◆ WHAT YOU WILL DO
Look for the string "offset" in the lines and copy each line that has it.

◆ SUPPLIED INFORMATION
:::
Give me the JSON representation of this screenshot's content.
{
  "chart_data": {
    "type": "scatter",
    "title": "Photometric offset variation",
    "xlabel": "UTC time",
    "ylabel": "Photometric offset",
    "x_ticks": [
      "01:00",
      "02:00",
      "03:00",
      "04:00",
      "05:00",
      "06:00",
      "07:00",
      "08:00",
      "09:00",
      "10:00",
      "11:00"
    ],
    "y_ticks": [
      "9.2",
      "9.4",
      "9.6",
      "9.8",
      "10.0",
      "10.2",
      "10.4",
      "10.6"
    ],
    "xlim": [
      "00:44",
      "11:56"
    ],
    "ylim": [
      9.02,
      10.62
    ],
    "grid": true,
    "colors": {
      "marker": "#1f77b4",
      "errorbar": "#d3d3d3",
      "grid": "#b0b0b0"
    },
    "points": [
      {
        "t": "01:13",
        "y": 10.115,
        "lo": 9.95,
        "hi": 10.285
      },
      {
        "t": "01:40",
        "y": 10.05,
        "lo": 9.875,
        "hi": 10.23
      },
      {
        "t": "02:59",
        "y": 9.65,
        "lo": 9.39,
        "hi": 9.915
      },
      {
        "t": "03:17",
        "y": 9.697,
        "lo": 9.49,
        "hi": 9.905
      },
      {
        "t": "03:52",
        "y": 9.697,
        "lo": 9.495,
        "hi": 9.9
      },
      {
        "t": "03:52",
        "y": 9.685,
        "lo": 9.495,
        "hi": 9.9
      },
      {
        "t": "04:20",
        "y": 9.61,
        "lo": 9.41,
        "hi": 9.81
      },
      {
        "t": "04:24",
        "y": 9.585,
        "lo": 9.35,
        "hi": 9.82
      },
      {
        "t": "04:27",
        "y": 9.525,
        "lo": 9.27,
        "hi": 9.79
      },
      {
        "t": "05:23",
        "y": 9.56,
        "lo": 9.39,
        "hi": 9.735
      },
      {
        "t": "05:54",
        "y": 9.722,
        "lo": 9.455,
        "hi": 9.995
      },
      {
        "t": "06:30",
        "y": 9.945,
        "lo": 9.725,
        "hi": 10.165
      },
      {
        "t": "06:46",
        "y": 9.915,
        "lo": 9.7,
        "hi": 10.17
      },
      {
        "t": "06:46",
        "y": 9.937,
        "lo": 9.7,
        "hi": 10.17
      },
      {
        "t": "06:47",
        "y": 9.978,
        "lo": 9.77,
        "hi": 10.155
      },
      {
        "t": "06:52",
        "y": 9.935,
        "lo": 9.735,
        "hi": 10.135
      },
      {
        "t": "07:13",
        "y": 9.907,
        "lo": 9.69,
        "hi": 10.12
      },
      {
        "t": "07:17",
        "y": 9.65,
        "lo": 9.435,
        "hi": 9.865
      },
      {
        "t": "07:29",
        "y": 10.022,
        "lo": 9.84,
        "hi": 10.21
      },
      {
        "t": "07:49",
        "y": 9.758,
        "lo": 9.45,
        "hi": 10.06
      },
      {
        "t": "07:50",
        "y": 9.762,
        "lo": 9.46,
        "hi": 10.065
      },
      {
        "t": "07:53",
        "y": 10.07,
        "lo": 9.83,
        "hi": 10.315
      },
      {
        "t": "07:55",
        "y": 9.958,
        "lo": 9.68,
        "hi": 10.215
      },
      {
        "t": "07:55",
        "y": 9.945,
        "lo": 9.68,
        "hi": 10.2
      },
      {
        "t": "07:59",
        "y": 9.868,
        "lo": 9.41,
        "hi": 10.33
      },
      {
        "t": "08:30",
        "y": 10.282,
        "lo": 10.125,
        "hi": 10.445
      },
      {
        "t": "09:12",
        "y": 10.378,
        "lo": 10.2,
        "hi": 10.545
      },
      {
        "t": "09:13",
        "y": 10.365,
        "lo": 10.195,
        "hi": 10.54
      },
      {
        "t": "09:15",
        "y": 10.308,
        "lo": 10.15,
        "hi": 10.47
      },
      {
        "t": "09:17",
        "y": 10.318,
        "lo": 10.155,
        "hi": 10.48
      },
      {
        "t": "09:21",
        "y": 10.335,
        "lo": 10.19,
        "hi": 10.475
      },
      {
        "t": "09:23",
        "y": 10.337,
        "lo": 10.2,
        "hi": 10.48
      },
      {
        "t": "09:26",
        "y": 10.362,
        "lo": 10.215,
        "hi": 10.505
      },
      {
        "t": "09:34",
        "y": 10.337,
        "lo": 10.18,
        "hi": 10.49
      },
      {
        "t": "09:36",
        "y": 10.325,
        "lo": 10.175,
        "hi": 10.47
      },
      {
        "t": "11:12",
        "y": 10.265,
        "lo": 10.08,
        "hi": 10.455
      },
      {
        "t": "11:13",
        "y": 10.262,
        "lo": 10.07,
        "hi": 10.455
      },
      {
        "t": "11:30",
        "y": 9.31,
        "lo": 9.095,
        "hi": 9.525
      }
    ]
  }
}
:::
◆ SOLUTION TO THE EXERCISE
    "title": "Photometric offset variation",
    "ylabel": "Photometric offset",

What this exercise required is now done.